_TASK TO COMPLETE_
Find the lines with the string "right" and return them.

━━━━

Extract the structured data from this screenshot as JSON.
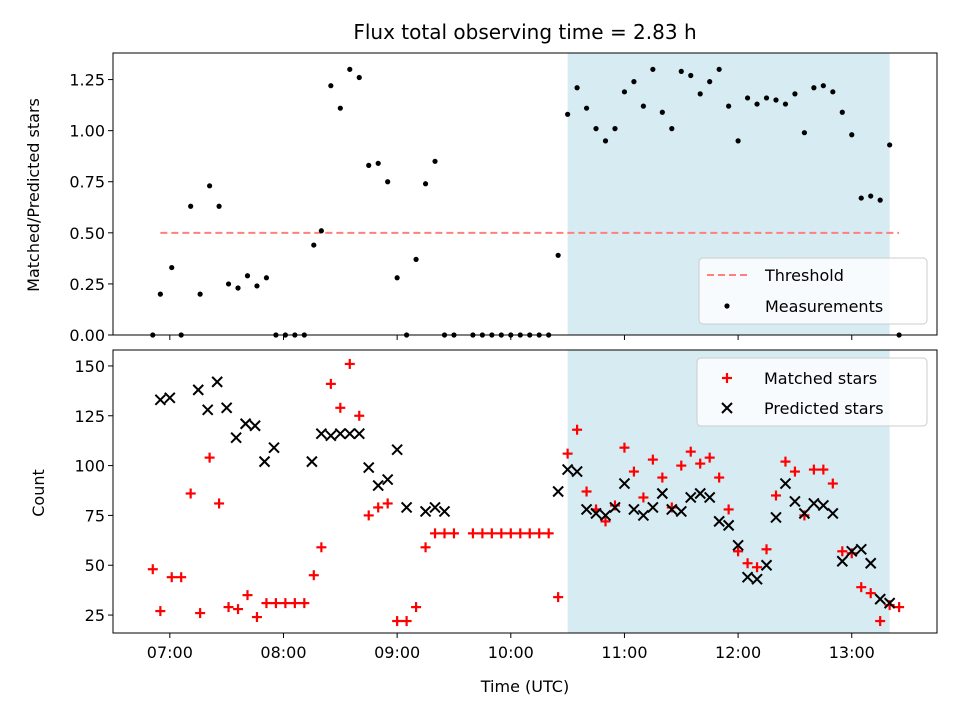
{
  "chart_data": [
    {
      "type": "scatter",
      "title": "Flux total observing time = 2.83 h",
      "ylabel": "Matched/Predicted stars",
      "xlabel": "",
      "ylim": [
        0,
        1.38
      ],
      "yticks": [
        "0.00",
        "0.25",
        "0.50",
        "0.75",
        "1.00",
        "1.25"
      ],
      "shaded_region": {
        "start": "10:30",
        "end": "13:20",
        "color": "#add8e6"
      },
      "threshold": {
        "name": "Threshold",
        "value": 0.5,
        "from": "06:55",
        "to": "13:25",
        "color": "#ff7f7f",
        "style": "dashed"
      },
      "legend": {
        "placement": "lower-right",
        "entries": [
          "Threshold",
          "Measurements"
        ]
      },
      "series": [
        {
          "name": "Measurements",
          "marker": "dot",
          "color": "#000000",
          "points": [
            [
              "06:51",
              0
            ],
            [
              "06:55",
              0.2
            ],
            [
              "07:01",
              0.33
            ],
            [
              "07:06",
              0
            ],
            [
              "07:11",
              0.63
            ],
            [
              "07:16",
              0.2
            ],
            [
              "07:21",
              0.73
            ],
            [
              "07:26",
              0.63
            ],
            [
              "07:31",
              0.25
            ],
            [
              "07:36",
              0.23
            ],
            [
              "07:41",
              0.29
            ],
            [
              "07:46",
              0.24
            ],
            [
              "07:51",
              0.28
            ],
            [
              "07:56",
              0
            ],
            [
              "08:01",
              0
            ],
            [
              "08:06",
              0
            ],
            [
              "08:11",
              0
            ],
            [
              "08:16",
              0.44
            ],
            [
              "08:20",
              0.51
            ],
            [
              "08:25",
              1.22
            ],
            [
              "08:30",
              1.11
            ],
            [
              "08:35",
              1.3
            ],
            [
              "08:40",
              1.26
            ],
            [
              "08:45",
              0.83
            ],
            [
              "08:50",
              0.84
            ],
            [
              "08:55",
              0.75
            ],
            [
              "09:00",
              0.28
            ],
            [
              "09:05",
              0
            ],
            [
              "09:10",
              0.37
            ],
            [
              "09:15",
              0.74
            ],
            [
              "09:20",
              0.85
            ],
            [
              "09:25",
              0
            ],
            [
              "09:30",
              0
            ],
            [
              "09:40",
              0
            ],
            [
              "09:45",
              0
            ],
            [
              "09:50",
              0
            ],
            [
              "09:55",
              0
            ],
            [
              "10:00",
              0
            ],
            [
              "10:05",
              0
            ],
            [
              "10:10",
              0
            ],
            [
              "10:15",
              0
            ],
            [
              "10:20",
              0
            ],
            [
              "10:25",
              0.39
            ],
            [
              "10:30",
              1.08
            ],
            [
              "10:35",
              1.21
            ],
            [
              "10:40",
              1.11
            ],
            [
              "10:45",
              1.01
            ],
            [
              "10:50",
              0.95
            ],
            [
              "10:55",
              1.01
            ],
            [
              "11:00",
              1.19
            ],
            [
              "11:05",
              1.24
            ],
            [
              "11:10",
              1.12
            ],
            [
              "11:15",
              1.3
            ],
            [
              "11:20",
              1.09
            ],
            [
              "11:25",
              1.01
            ],
            [
              "11:30",
              1.29
            ],
            [
              "11:35",
              1.27
            ],
            [
              "11:40",
              1.18
            ],
            [
              "11:45",
              1.24
            ],
            [
              "11:50",
              1.3
            ],
            [
              "11:55",
              1.12
            ],
            [
              "12:00",
              0.95
            ],
            [
              "12:05",
              1.16
            ],
            [
              "12:10",
              1.13
            ],
            [
              "12:15",
              1.16
            ],
            [
              "12:20",
              1.15
            ],
            [
              "12:25",
              1.13
            ],
            [
              "12:30",
              1.18
            ],
            [
              "12:35",
              0.99
            ],
            [
              "12:40",
              1.21
            ],
            [
              "12:45",
              1.22
            ],
            [
              "12:50",
              1.19
            ],
            [
              "12:55",
              1.09
            ],
            [
              "13:00",
              0.98
            ],
            [
              "13:05",
              0.67
            ],
            [
              "13:10",
              0.68
            ],
            [
              "13:15",
              0.66
            ],
            [
              "13:20",
              0.93
            ],
            [
              "13:25",
              0
            ]
          ]
        }
      ]
    },
    {
      "type": "scatter",
      "title": "",
      "ylabel": "Count",
      "xlabel": "Time (UTC)",
      "ylim": [
        16,
        158
      ],
      "yticks": [
        "25",
        "50",
        "75",
        "100",
        "125",
        "150"
      ],
      "xlim": [
        "06:30",
        "13:45"
      ],
      "xticks": [
        "07:00",
        "08:00",
        "09:00",
        "10:00",
        "11:00",
        "12:00",
        "13:00"
      ],
      "shaded_region": {
        "start": "10:30",
        "end": "13:20",
        "color": "#add8e6"
      },
      "legend": {
        "placement": "top-right",
        "entries": [
          "Matched stars",
          "Predicted stars"
        ]
      },
      "series": [
        {
          "name": "Matched stars",
          "marker": "plus",
          "color": "#ff0000",
          "points": [
            [
              "06:51",
              48
            ],
            [
              "06:55",
              27
            ],
            [
              "07:01",
              44
            ],
            [
              "07:06",
              44
            ],
            [
              "07:11",
              86
            ],
            [
              "07:16",
              26
            ],
            [
              "07:21",
              104
            ],
            [
              "07:26",
              81
            ],
            [
              "07:31",
              29
            ],
            [
              "07:36",
              28
            ],
            [
              "07:41",
              35
            ],
            [
              "07:46",
              24
            ],
            [
              "07:51",
              31
            ],
            [
              "07:56",
              31
            ],
            [
              "08:01",
              31
            ],
            [
              "08:06",
              31
            ],
            [
              "08:11",
              31
            ],
            [
              "08:16",
              45
            ],
            [
              "08:20",
              59
            ],
            [
              "08:25",
              141
            ],
            [
              "08:30",
              129
            ],
            [
              "08:35",
              151
            ],
            [
              "08:40",
              125
            ],
            [
              "08:45",
              75
            ],
            [
              "08:50",
              79
            ],
            [
              "08:55",
              81
            ],
            [
              "09:00",
              22
            ],
            [
              "09:05",
              22
            ],
            [
              "09:10",
              29
            ],
            [
              "09:15",
              59
            ],
            [
              "09:20",
              66
            ],
            [
              "09:25",
              66
            ],
            [
              "09:30",
              66
            ],
            [
              "09:40",
              66
            ],
            [
              "09:45",
              66
            ],
            [
              "09:50",
              66
            ],
            [
              "09:55",
              66
            ],
            [
              "10:00",
              66
            ],
            [
              "10:05",
              66
            ],
            [
              "10:10",
              66
            ],
            [
              "10:15",
              66
            ],
            [
              "10:20",
              66
            ],
            [
              "10:25",
              34
            ],
            [
              "10:30",
              106
            ],
            [
              "10:35",
              118
            ],
            [
              "10:40",
              87
            ],
            [
              "10:45",
              78
            ],
            [
              "10:50",
              72
            ],
            [
              "10:55",
              80
            ],
            [
              "11:00",
              109
            ],
            [
              "11:05",
              97
            ],
            [
              "11:10",
              84
            ],
            [
              "11:15",
              103
            ],
            [
              "11:20",
              94
            ],
            [
              "11:25",
              79
            ],
            [
              "11:30",
              100
            ],
            [
              "11:35",
              107
            ],
            [
              "11:40",
              101
            ],
            [
              "11:45",
              104
            ],
            [
              "11:50",
              94
            ],
            [
              "11:55",
              78
            ],
            [
              "12:00",
              57
            ],
            [
              "12:05",
              51
            ],
            [
              "12:10",
              49
            ],
            [
              "12:15",
              58
            ],
            [
              "12:20",
              85
            ],
            [
              "12:25",
              102
            ],
            [
              "12:30",
              97
            ],
            [
              "12:35",
              75
            ],
            [
              "12:40",
              98
            ],
            [
              "12:45",
              98
            ],
            [
              "12:50",
              91
            ],
            [
              "12:55",
              57
            ],
            [
              "13:00",
              56
            ],
            [
              "13:05",
              39
            ],
            [
              "13:10",
              36
            ],
            [
              "13:15",
              22
            ],
            [
              "13:20",
              30
            ],
            [
              "13:25",
              29
            ]
          ]
        },
        {
          "name": "Predicted stars",
          "marker": "x",
          "color": "#000000",
          "points": [
            [
              "06:55",
              133
            ],
            [
              "07:00",
              134
            ],
            [
              "07:15",
              138
            ],
            [
              "07:20",
              128
            ],
            [
              "07:25",
              142
            ],
            [
              "07:30",
              129
            ],
            [
              "07:35",
              114
            ],
            [
              "07:40",
              121
            ],
            [
              "07:45",
              120
            ],
            [
              "07:50",
              102
            ],
            [
              "07:55",
              109
            ],
            [
              "08:15",
              102
            ],
            [
              "08:20",
              116
            ],
            [
              "08:25",
              115
            ],
            [
              "08:30",
              116
            ],
            [
              "08:35",
              116
            ],
            [
              "08:40",
              116
            ],
            [
              "08:45",
              99
            ],
            [
              "08:50",
              90
            ],
            [
              "08:55",
              93
            ],
            [
              "09:00",
              108
            ],
            [
              "09:05",
              79
            ],
            [
              "09:15",
              77
            ],
            [
              "09:20",
              79
            ],
            [
              "09:25",
              77
            ],
            [
              "10:25",
              87
            ],
            [
              "10:30",
              98
            ],
            [
              "10:35",
              97
            ],
            [
              "10:40",
              78
            ],
            [
              "10:45",
              76
            ],
            [
              "10:50",
              75
            ],
            [
              "10:55",
              79
            ],
            [
              "11:00",
              91
            ],
            [
              "11:05",
              78
            ],
            [
              "11:10",
              75
            ],
            [
              "11:15",
              79
            ],
            [
              "11:20",
              86
            ],
            [
              "11:25",
              78
            ],
            [
              "11:30",
              77
            ],
            [
              "11:35",
              84
            ],
            [
              "11:40",
              86
            ],
            [
              "11:45",
              84
            ],
            [
              "11:50",
              72
            ],
            [
              "11:55",
              70
            ],
            [
              "12:00",
              60
            ],
            [
              "12:05",
              44
            ],
            [
              "12:10",
              43
            ],
            [
              "12:15",
              50
            ],
            [
              "12:20",
              74
            ],
            [
              "12:25",
              91
            ],
            [
              "12:30",
              82
            ],
            [
              "12:35",
              76
            ],
            [
              "12:40",
              81
            ],
            [
              "12:45",
              80
            ],
            [
              "12:50",
              76
            ],
            [
              "12:55",
              52
            ],
            [
              "13:00",
              57
            ],
            [
              "13:05",
              58
            ],
            [
              "13:10",
              51
            ],
            [
              "13:15",
              33
            ],
            [
              "13:20",
              31
            ]
          ]
        }
      ]
    }
  ]
}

━━━━

_RESULT_
        "placement": "lower-right",
        "placement": "top-right",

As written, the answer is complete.